TASK TO CARRY OUT:
Look through the data and write out every line with the word "общей" in it.

SOURCE DATA:
================

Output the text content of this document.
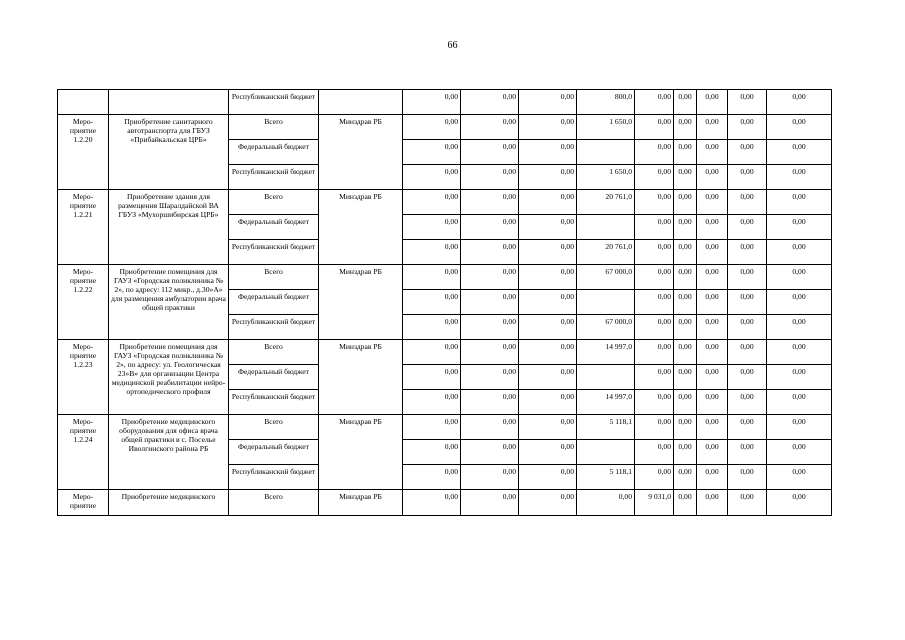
66
		Республиканский бюджет		0,00	0,00	0,00	800,0	0,00	0,00	0,00	0,00	0,00
Меро-приятие 1.2.20	Приобретение санитарного автотранспорта для ГБУЗ «Прибайкальская ЦРБ»	Всего	Минздрав РБ	0,00	0,00	0,00	1 650,0	0,00	0,00	0,00	0,00	0,00
		Федеральный бюджет		0,00	0,00	0,00		0,00	0,00	0,00	0,00	0,00
		Республиканский бюджет		0,00	0,00	0,00	1 650,0	0,00	0,00	0,00	0,00	0,00
Меро-приятие 1.2.21	Приобретение здания для размещения Шаралдайской ВА ГБУЗ «Мухоршибирская ЦРБ»	Всего	Минздрав РБ	0,00	0,00	0,00	20 761,0	0,00	0,00	0,00	0,00	0,00
		Федеральный бюджет		0,00	0,00	0,00		0,00	0,00	0,00	0,00	0,00
		Республиканский бюджет		0,00	0,00	0,00	20 761,0	0,00	0,00	0,00	0,00	0,00
Меро-приятие 1.2.22	Приобретение помещения для ГАУЗ «Городская поликлиника № 2», по адресу: 112 микр., д.30»А» для размещения амбулатории врача общей практики	Всего	Минздрав РБ	0,00	0,00	0,00	67 000,0	0,00	0,00	0,00	0,00	0,00
		Федеральный бюджет		0,00	0,00	0,00		0,00	0,00	0,00	0,00	0,00
		Республиканский бюджет		0,00	0,00	0,00	67 000,0	0,00	0,00	0,00	0,00	0,00
Меро-приятие 1.2.23	Приобретение помещения для ГАУЗ «Городская поликлиника № 2», по адресу: ул. Геологическая 23»В» для организации Центра медицинской реабилитации нейро-ортопедического профиля	Всего	Минздрав РБ	0,00	0,00	0,00	14 997,0	0,00	0,00	0,00	0,00	0,00
		Федеральный бюджет		0,00	0,00	0,00		0,00	0,00	0,00	0,00	0,00
		Республиканский бюджет		0,00	0,00	0,00	14 997,0	0,00	0,00	0,00	0,00	0,00
Меро-приятие 1.2.24	Приобретение медицинского оборудования для офиса врача общей практики в с. Поселье Иволгинского района РБ	Всего	Минздрав РБ	0,00	0,00	0,00	5 118,1	0,00	0,00	0,00	0,00	0,00
		Федеральный бюджет		0,00	0,00	0,00		0,00	0,00	0,00	0,00	0,00
		Республиканский бюджет		0,00	0,00	0,00	5 118,1	0,00	0,00	0,00	0,00	0,00
Меро-приятие	Приобретение медицинского	Всего	Минздрав РБ	0,00	0,00	0,00	0,00	9 031,0	0,00	0,00	0,00	0,00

================

TASK RESPONSE:
Меро-приятие 1.2.22	Приобретение помещения для ГАУЗ «Городская поликлиника № 2», по адресу: 112 микр., д.30»А» для размещения амбулатории врача общей практики	Всего	Минздрав РБ	0,00	0,00	0,00	67 000,0	0,00	0,00	0,00	0,00	0,00
Меро-приятие 1.2.24	Приобретение медицинского оборудования для офиса врача общей практики в с. Поселье Иволгинского района РБ	Всего	Минздрав РБ	0,00	0,00	0,00	5 118,1	0,00	0,00	0,00	0,00	0,00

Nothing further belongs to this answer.